(Data listing)

--

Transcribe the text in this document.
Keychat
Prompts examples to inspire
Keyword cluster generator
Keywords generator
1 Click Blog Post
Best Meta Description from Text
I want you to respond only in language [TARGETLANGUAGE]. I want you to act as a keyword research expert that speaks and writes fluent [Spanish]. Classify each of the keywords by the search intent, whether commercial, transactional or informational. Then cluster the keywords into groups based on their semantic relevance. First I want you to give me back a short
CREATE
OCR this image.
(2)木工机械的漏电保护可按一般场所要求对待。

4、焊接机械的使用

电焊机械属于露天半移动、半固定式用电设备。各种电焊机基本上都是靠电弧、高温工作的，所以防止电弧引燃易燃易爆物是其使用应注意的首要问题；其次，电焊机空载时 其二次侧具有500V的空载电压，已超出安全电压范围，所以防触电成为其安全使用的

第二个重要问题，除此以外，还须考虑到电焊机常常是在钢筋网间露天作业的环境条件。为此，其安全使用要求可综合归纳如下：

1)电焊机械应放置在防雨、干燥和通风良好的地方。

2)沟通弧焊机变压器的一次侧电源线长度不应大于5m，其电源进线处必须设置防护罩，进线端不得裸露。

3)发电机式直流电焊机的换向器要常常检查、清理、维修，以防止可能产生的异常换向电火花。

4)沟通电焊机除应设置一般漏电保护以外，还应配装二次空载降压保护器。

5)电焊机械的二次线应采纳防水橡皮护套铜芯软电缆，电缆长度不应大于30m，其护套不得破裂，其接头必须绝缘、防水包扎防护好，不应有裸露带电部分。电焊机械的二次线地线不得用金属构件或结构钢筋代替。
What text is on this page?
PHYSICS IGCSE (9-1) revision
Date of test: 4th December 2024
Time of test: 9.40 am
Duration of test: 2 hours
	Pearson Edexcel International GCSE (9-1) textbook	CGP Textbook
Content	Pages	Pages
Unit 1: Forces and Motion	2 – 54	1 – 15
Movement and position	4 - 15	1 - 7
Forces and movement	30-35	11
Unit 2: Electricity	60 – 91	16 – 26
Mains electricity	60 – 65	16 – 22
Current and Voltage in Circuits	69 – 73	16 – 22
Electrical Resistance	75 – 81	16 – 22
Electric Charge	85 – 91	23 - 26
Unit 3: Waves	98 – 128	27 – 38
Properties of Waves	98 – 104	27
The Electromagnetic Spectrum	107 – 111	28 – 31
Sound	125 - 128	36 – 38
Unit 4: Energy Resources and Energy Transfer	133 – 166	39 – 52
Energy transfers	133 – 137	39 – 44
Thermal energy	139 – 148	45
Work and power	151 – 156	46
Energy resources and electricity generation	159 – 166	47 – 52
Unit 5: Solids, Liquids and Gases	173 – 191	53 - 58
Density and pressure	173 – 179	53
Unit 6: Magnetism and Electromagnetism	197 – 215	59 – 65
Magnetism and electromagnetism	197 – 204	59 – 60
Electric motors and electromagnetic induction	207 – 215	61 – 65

--

Find the lines above that contain the word "cluster" and collect them.

**Response**:
Keyword cluster generator
I want you to respond only in language [TARGETLANGUAGE]. I want you to act as a keyword research expert that speaks and writes fluent [Spanish]. Classify each of the keywords by the search intent, whether commercial, transactional or informational. Then cluster the keywords into groups based on their semantic relevance. First I want you to give me back a short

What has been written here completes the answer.